DATA SECTION:

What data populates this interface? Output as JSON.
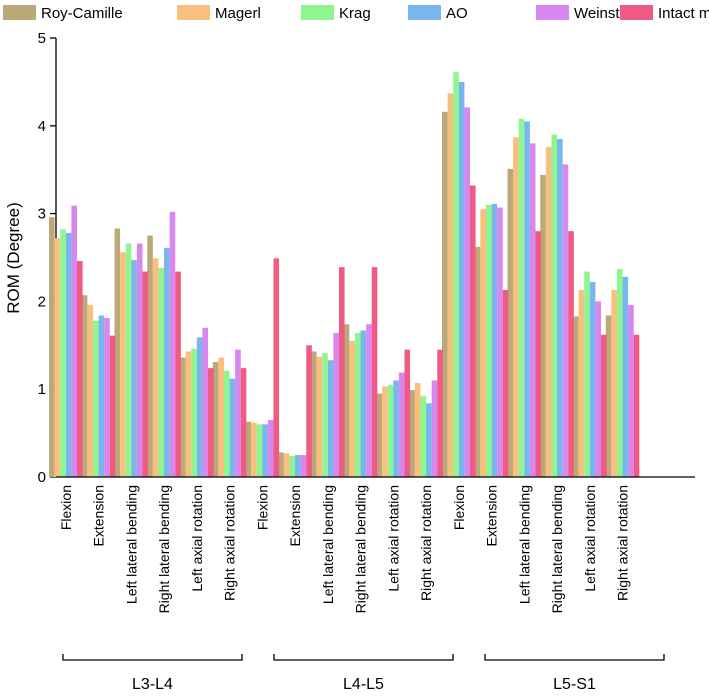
{
  "chart_data": {
    "type": "bar",
    "ylabel": "ROM (Degree)",
    "ylim": [
      0,
      5
    ],
    "yticks": [
      "0",
      "1",
      "2",
      "3",
      "4",
      "5"
    ],
    "legend_position": "top",
    "groups": [
      {
        "label": "L3-L4",
        "categories": [
          "Flexion",
          "Extension",
          "Left lateral bending",
          "Right lateral bending",
          "Left axial rotation",
          "Right axial rotation"
        ]
      },
      {
        "label": "L4-L5",
        "categories": [
          "Flexion",
          "Extension",
          "Left lateral bending",
          "Right lateral bending",
          "Left axial rotation",
          "Right axial rotation"
        ]
      },
      {
        "label": "L5-S1",
        "categories": [
          "Flexion",
          "Extension",
          "Left lateral bending",
          "Right lateral bending",
          "Left axial rotation",
          "Right axial rotation"
        ]
      }
    ],
    "series": [
      {
        "name": "Roy-Camille",
        "color": "#bba97a",
        "values": [
          2.96,
          2.07,
          2.83,
          2.75,
          1.36,
          1.31,
          0.63,
          0.28,
          1.43,
          1.74,
          0.95,
          0.99,
          4.16,
          2.62,
          3.51,
          3.44,
          1.83,
          1.84
        ]
      },
      {
        "name": "Magerl",
        "color": "#f9bf7f",
        "values": [
          2.72,
          1.96,
          2.56,
          2.49,
          1.43,
          1.36,
          0.62,
          0.27,
          1.37,
          1.55,
          1.03,
          1.07,
          4.37,
          3.05,
          3.87,
          3.76,
          2.13,
          2.13
        ]
      },
      {
        "name": "Krag",
        "color": "#8ff58f",
        "values": [
          2.82,
          1.78,
          2.66,
          2.38,
          1.46,
          1.21,
          0.6,
          0.24,
          1.41,
          1.64,
          1.05,
          0.92,
          4.61,
          3.1,
          4.08,
          3.9,
          2.34,
          2.37
        ]
      },
      {
        "name": "AO",
        "color": "#78b7ed",
        "values": [
          2.78,
          1.84,
          2.47,
          2.61,
          1.59,
          1.12,
          0.6,
          0.25,
          1.33,
          1.67,
          1.1,
          0.84,
          4.5,
          3.11,
          4.05,
          3.85,
          2.22,
          2.28
        ]
      },
      {
        "name": "Weinstein",
        "color": "#d887f0",
        "values": [
          3.09,
          1.81,
          2.66,
          3.02,
          1.7,
          1.45,
          0.65,
          0.25,
          1.64,
          1.74,
          1.19,
          1.1,
          4.21,
          3.07,
          3.8,
          3.56,
          2.0,
          1.96
        ]
      },
      {
        "name": "Intact model",
        "color": "#ef5b83",
        "values": [
          2.46,
          1.61,
          2.34,
          2.34,
          1.24,
          1.24,
          2.49,
          1.5,
          2.39,
          2.39,
          1.45,
          1.45,
          3.32,
          2.13,
          2.8,
          2.8,
          1.62,
          1.62
        ]
      }
    ]
  }
}
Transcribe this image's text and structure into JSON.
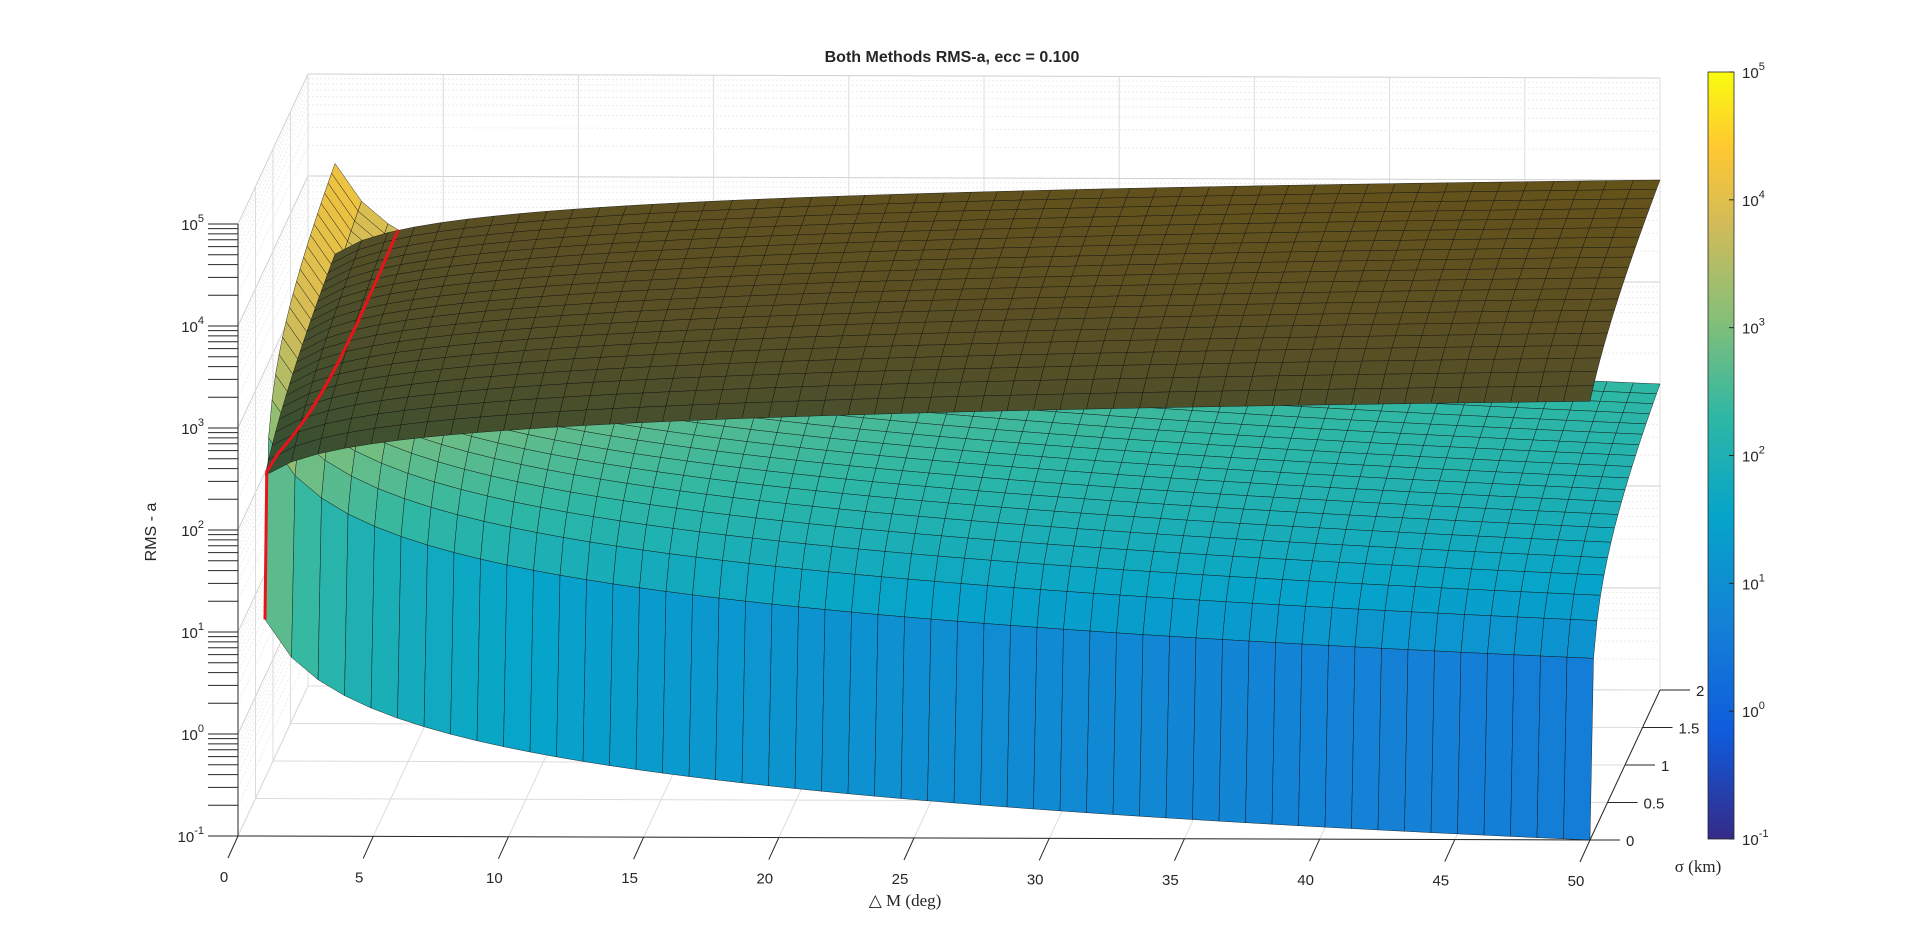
{
  "chart_data": {
    "type": "surface",
    "title": "Both Methods RMS-a, ecc = 0.100",
    "xlabel": "△ M (deg)",
    "ylabel": "σ (km)",
    "zlabel": "RMS - a",
    "x_ticks": [
      "0",
      "5",
      "10",
      "15",
      "20",
      "25",
      "30",
      "35",
      "40",
      "45",
      "50"
    ],
    "y_ticks": [
      "0",
      "0.5",
      "1",
      "1.5",
      "2"
    ],
    "z_ticks": [
      {
        "base": "10",
        "exp": "-1"
      },
      {
        "base": "10",
        "exp": "0"
      },
      {
        "base": "10",
        "exp": "1"
      },
      {
        "base": "10",
        "exp": "2"
      },
      {
        "base": "10",
        "exp": "3"
      },
      {
        "base": "10",
        "exp": "4"
      },
      {
        "base": "10",
        "exp": "5"
      }
    ],
    "colorbar_ticks": [
      {
        "base": "10",
        "exp": "-1"
      },
      {
        "base": "10",
        "exp": "0"
      },
      {
        "base": "10",
        "exp": "1"
      },
      {
        "base": "10",
        "exp": "2"
      },
      {
        "base": "10",
        "exp": "3"
      },
      {
        "base": "10",
        "exp": "4"
      },
      {
        "base": "10",
        "exp": "5"
      }
    ],
    "xlim": [
      0,
      50
    ],
    "ylim": [
      0,
      2
    ],
    "zlim": [
      0.1,
      100000
    ],
    "zscale": "log",
    "grid": true,
    "colormap": "parula",
    "colormap_stops": [
      "#352a87",
      "#0f5cdd",
      "#1481d6",
      "#06a4ca",
      "#2eb7a4",
      "#87bf77",
      "#d1bb59",
      "#fec832",
      "#f9fb0e"
    ],
    "intersection_color": "#e8141a",
    "surface_1": {
      "description_x_range": [
        1,
        50
      ],
      "rms_at_x50_sigma0": 0.1,
      "rms_at_x50_sigma2": 100,
      "rms_at_x1_sigma2": 5000
    },
    "surface_2": {
      "rms_at_x50_sigma0": 2000,
      "rms_at_x50_sigma2": 10000
    }
  }
}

GOAL: Pictures in the records must not appear in the copy; transcribe everything else precisely.

FINISHED TASK:
What data populates this interface? Output as JSON.
{
  "chart_data": {
    "type": "bar",
    "ylabel": "ROM (Degree)",
    "ylim": [
      0,
      5
    ],
    "yticks": [
      "0",
      "1",
      "2",
      "3",
      "4",
      "5"
    ],
    "legend_position": "top",
    "groups": [
      {
        "label": "L3-L4",
        "categories": [
          "Flexion",
          "Extension",
          "Left lateral bending",
          "Right lateral bending",
          "Left axial rotation",
          "Right axial rotation"
        ]
      },
      {
        "label": "L4-L5",
        "categories": [
          "Flexion",
          "Extension",
          "Left lateral bending",
          "Right lateral bending",
          "Left axial rotation",
          "Right axial rotation"
        ]
      },
      {
        "label": "L5-S1",
        "categories": [
          "Flexion",
          "Extension",
          "Left lateral bending",
          "Right lateral bending",
          "Left axial rotation",
          "Right axial rotation"
        ]
      }
    ],
    "series": [
      {
        "name": "Roy-Camille",
        "color": "#bba97a",
        "values": [
          2.96,
          2.07,
          2.83,
          2.75,
          1.36,
          1.31,
          0.63,
          0.28,
          1.43,
          1.74,
          0.95,
          0.99,
          4.16,
          2.62,
          3.51,
          3.44,
          1.83,
          1.84
        ]
      },
      {
        "name": "Magerl",
        "color": "#f9bf7f",
        "values": [
          2.72,
          1.96,
          2.56,
          2.49,
          1.43,
          1.36,
          0.62,
          0.27,
          1.37,
          1.55,
          1.03,
          1.07,
          4.37,
          3.05,
          3.87,
          3.76,
          2.13,
          2.13
        ]
      },
      {
        "name": "Krag",
        "color": "#8ff58f",
        "values": [
          2.82,
          1.78,
          2.66,
          2.38,
          1.46,
          1.21,
          0.6,
          0.24,
          1.41,
          1.64,
          1.05,
          0.92,
          4.61,
          3.1,
          4.08,
          3.9,
          2.34,
          2.37
        ]
      },
      {
        "name": "AO",
        "color": "#78b7ed",
        "values": [
          2.78,
          1.84,
          2.47,
          2.61,
          1.59,
          1.12,
          0.6,
          0.25,
          1.33,
          1.67,
          1.1,
          0.84,
          4.5,
          3.11,
          4.05,
          3.85,
          2.22,
          2.28
        ]
      },
      {
        "name": "Weinstein",
        "color": "#d887f0",
        "values": [
          3.09,
          1.81,
          2.66,
          3.02,
          1.7,
          1.45,
          0.65,
          0.25,
          1.64,
          1.74,
          1.19,
          1.1,
          4.21,
          3.07,
          3.8,
          3.56,
          2.0,
          1.96
        ]
      },
      {
        "name": "Intact model",
        "color": "#ef5b83",
        "values": [
          2.46,
          1.61,
          2.34,
          2.34,
          1.24,
          1.24,
          2.49,
          1.5,
          2.39,
          2.39,
          1.45,
          1.45,
          3.32,
          2.13,
          2.8,
          2.8,
          1.62,
          1.62
        ]
      }
    ]
  }
}
Transcribe this image's text and structure into JSON.
{
  "chart_data": {
    "type": "surface",
    "title": "Both Methods RMS-a, ecc = 0.100",
    "xlabel": "△ M (deg)",
    "ylabel": "σ (km)",
    "zlabel": "RMS - a",
    "x_ticks": [
      "0",
      "5",
      "10",
      "15",
      "20",
      "25",
      "30",
      "35",
      "40",
      "45",
      "50"
    ],
    "y_ticks": [
      "0",
      "0.5",
      "1",
      "1.5",
      "2"
    ],
    "z_ticks": [
      {
        "base": "10",
        "exp": "-1"
      },
      {
        "base": "10",
        "exp": "0"
      },
      {
        "base": "10",
        "exp": "1"
      },
      {
        "base": "10",
        "exp": "2"
      },
      {
        "base": "10",
        "exp": "3"
      },
      {
        "base": "10",
        "exp": "4"
      },
      {
        "base": "10",
        "exp": "5"
      }
    ],
    "colorbar_ticks": [
      {
        "base": "10",
        "exp": "-1"
      },
      {
        "base": "10",
        "exp": "0"
      },
      {
        "base": "10",
        "exp": "1"
      },
      {
        "base": "10",
        "exp": "2"
      },
      {
        "base": "10",
        "exp": "3"
      },
      {
        "base": "10",
        "exp": "4"
      },
      {
        "base": "10",
        "exp": "5"
      }
    ],
    "xlim": [
      0,
      50
    ],
    "ylim": [
      0,
      2
    ],
    "zlim": [
      0.1,
      100000
    ],
    "zscale": "log",
    "grid": true,
    "colormap": "parula",
    "colormap_stops": [
      "#352a87",
      "#0f5cdd",
      "#1481d6",
      "#06a4ca",
      "#2eb7a4",
      "#87bf77",
      "#d1bb59",
      "#fec832",
      "#f9fb0e"
    ],
    "intersection_color": "#e8141a",
    "surface_1": {
      "description_x_range": [
        1,
        50
      ],
      "rms_at_x50_sigma0": 0.1,
      "rms_at_x50_sigma2": 100,
      "rms_at_x1_sigma2": 5000
    },
    "surface_2": {
      "rms_at_x50_sigma0": 2000,
      "rms_at_x50_sigma2": 10000
    }
  }
}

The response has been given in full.